◆ Aim ◆
Go through the lines below. Copy those with "name".

◆ Material ◆
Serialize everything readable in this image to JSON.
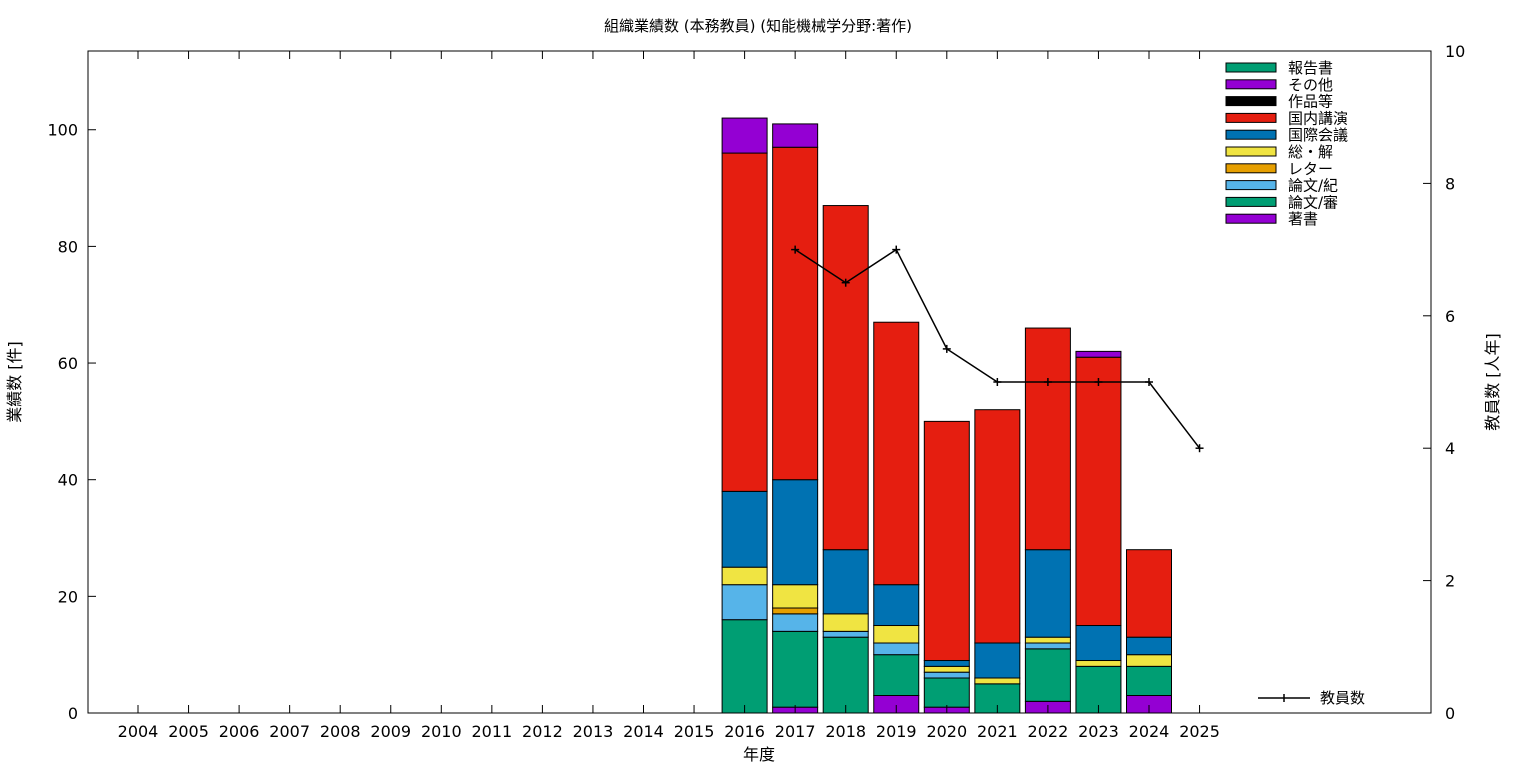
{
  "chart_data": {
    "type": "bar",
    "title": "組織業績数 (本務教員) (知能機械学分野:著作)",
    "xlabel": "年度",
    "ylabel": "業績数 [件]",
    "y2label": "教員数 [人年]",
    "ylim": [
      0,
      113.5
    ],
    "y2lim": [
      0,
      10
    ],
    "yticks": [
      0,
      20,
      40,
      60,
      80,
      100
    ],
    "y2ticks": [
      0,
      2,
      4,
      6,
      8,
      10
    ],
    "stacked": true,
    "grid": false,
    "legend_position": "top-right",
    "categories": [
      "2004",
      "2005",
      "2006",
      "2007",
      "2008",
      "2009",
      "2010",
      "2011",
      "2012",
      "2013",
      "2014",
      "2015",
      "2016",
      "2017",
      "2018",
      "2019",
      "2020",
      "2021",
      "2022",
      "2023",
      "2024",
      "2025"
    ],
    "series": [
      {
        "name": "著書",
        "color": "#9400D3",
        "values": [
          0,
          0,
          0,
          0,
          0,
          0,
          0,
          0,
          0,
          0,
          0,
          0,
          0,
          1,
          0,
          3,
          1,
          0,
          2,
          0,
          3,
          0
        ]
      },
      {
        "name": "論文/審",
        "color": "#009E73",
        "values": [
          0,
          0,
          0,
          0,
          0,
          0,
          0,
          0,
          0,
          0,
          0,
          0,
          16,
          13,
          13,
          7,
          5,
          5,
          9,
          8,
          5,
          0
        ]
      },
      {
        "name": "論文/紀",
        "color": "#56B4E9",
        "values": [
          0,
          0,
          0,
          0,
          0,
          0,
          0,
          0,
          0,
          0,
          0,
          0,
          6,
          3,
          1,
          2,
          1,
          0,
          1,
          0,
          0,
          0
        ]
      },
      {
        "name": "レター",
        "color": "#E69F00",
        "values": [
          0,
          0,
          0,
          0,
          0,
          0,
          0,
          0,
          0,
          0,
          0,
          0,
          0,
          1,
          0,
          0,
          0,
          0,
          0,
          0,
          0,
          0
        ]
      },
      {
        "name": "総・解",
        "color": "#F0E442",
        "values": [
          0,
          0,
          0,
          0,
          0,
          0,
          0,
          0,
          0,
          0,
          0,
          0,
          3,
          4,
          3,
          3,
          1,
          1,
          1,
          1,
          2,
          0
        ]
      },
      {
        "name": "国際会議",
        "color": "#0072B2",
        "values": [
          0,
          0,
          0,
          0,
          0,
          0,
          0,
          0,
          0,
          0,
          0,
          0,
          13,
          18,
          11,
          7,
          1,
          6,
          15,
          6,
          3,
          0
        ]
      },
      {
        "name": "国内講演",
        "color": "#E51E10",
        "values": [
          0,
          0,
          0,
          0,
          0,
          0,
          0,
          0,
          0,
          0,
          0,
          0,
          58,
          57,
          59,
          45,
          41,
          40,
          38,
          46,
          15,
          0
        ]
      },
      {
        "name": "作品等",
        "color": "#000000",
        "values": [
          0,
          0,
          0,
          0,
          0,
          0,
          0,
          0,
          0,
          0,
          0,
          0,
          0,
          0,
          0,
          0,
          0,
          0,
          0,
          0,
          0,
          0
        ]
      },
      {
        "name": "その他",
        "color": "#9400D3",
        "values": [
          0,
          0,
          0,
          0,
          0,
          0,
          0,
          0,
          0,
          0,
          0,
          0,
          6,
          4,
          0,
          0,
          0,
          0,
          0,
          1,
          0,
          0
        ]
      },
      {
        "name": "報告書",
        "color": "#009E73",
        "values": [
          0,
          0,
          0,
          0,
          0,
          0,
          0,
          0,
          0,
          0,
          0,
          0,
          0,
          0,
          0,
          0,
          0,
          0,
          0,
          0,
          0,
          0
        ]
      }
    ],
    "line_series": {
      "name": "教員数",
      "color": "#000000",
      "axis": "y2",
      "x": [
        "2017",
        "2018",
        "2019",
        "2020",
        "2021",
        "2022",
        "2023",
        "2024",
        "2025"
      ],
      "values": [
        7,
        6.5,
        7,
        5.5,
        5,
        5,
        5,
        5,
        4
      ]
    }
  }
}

◆ Problem solution ◆
        "name": "著書",
        "name": "論文/審",
        "name": "論文/紀",
        "name": "レター",
        "name": "総・解",
        "name": "国際会議",
        "name": "国内講演",
        "name": "作品等",
        "name": "その他",
        "name": "報告書",
      "name": "教員数",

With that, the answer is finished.